- _Work to be completed_
Go through the entries below and pick out every line with "page".

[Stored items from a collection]
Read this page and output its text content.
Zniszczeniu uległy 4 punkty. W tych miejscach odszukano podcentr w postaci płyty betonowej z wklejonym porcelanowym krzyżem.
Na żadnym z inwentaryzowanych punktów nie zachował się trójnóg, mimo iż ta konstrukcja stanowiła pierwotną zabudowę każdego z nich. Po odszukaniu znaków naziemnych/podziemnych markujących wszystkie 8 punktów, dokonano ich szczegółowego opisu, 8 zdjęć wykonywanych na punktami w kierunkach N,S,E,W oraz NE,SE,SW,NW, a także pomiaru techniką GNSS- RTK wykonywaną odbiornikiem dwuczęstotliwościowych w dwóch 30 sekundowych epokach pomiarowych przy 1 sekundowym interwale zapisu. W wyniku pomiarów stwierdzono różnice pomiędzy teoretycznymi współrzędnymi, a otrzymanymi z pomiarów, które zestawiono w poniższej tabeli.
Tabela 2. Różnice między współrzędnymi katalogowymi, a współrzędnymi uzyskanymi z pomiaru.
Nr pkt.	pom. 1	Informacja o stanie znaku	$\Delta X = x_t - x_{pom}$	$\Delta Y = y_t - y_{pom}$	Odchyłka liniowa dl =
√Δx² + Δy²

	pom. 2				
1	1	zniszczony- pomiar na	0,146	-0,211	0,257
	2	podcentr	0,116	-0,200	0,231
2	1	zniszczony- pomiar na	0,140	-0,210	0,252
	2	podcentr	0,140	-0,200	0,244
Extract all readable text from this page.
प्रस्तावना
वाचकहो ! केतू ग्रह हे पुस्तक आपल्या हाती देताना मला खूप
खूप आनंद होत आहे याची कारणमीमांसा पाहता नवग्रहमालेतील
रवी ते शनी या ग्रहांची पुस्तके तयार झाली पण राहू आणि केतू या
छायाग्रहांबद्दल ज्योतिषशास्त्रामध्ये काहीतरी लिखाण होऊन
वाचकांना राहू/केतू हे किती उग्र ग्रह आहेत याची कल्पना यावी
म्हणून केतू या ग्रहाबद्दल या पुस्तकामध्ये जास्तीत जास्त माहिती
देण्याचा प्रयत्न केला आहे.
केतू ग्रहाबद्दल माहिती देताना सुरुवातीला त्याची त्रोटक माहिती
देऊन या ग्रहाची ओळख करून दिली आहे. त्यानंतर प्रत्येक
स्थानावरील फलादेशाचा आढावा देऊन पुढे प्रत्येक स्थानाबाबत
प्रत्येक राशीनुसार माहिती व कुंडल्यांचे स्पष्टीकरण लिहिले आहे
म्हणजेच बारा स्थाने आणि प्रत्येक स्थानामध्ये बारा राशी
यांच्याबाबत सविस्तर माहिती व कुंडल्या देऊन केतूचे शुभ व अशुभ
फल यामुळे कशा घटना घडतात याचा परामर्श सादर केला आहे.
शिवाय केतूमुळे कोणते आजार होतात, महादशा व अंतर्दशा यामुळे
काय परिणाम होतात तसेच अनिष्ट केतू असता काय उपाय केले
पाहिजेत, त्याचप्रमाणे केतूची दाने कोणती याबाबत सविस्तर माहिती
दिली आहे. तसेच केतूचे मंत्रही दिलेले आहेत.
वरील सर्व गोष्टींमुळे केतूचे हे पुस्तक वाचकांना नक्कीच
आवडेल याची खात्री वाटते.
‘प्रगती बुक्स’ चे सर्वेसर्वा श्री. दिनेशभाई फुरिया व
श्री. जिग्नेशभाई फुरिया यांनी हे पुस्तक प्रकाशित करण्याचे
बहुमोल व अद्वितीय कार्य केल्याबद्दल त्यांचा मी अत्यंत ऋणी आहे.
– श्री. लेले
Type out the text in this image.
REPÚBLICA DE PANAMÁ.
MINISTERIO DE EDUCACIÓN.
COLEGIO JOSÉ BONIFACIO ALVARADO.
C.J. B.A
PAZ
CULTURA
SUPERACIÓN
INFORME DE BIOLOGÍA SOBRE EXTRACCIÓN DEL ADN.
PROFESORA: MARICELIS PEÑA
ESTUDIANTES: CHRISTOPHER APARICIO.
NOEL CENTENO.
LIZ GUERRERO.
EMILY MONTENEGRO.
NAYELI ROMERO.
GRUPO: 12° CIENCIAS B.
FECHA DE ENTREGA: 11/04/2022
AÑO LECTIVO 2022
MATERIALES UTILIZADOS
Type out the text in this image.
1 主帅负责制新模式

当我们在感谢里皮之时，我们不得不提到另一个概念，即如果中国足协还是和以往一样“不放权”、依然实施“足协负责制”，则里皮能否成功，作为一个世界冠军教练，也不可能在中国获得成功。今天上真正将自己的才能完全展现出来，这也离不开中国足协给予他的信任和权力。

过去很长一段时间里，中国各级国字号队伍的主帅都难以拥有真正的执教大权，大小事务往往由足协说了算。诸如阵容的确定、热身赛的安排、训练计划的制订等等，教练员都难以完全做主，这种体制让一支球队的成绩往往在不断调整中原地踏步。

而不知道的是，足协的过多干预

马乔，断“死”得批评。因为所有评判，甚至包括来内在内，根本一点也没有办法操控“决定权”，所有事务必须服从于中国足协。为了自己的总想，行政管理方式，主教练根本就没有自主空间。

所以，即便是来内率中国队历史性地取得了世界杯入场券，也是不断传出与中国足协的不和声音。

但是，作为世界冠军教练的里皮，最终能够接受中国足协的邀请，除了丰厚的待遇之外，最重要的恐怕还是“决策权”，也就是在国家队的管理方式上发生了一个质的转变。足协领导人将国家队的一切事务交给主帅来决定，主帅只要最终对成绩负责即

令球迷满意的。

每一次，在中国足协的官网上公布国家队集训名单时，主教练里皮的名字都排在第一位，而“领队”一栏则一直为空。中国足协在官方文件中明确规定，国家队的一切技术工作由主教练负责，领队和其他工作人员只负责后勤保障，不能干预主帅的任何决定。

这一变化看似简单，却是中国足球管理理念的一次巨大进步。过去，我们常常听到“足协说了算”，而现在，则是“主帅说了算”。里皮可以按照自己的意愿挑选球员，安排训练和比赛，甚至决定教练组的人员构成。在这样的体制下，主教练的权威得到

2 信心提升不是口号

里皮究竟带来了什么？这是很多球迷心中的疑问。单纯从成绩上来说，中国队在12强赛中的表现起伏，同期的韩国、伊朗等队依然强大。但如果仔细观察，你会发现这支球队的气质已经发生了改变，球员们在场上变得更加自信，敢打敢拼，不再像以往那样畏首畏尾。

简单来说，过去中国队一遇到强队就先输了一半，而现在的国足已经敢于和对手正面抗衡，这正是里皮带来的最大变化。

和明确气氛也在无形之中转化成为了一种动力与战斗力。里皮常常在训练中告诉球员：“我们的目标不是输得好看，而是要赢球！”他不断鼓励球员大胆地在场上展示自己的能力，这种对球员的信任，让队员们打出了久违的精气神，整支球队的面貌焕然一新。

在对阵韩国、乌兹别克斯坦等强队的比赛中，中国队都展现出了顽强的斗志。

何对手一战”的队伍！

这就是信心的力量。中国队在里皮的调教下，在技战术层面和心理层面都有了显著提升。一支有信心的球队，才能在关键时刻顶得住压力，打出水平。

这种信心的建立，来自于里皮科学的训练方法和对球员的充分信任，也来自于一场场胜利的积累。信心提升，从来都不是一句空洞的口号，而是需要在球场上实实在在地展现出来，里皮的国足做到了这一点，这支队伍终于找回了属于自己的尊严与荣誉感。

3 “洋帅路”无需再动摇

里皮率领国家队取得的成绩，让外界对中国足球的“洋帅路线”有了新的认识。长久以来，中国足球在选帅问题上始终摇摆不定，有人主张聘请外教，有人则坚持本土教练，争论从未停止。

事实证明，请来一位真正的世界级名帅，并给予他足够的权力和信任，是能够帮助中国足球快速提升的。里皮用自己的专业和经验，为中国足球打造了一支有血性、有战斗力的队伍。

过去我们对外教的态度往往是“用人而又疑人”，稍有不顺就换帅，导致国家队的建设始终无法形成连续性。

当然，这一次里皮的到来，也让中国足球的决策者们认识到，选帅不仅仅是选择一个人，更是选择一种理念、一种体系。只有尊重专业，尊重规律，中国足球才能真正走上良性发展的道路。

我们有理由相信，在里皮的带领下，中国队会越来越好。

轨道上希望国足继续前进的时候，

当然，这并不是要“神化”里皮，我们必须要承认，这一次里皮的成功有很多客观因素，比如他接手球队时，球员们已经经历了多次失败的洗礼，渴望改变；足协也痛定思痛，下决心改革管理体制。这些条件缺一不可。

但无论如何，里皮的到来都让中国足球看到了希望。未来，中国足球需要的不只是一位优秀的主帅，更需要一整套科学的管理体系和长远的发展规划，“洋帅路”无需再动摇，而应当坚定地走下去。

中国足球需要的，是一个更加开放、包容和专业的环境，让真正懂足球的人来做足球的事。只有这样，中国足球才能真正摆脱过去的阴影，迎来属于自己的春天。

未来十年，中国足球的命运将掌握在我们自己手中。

- _Problem solution_
Read this page and output its text content.
Extract all readable text from this page.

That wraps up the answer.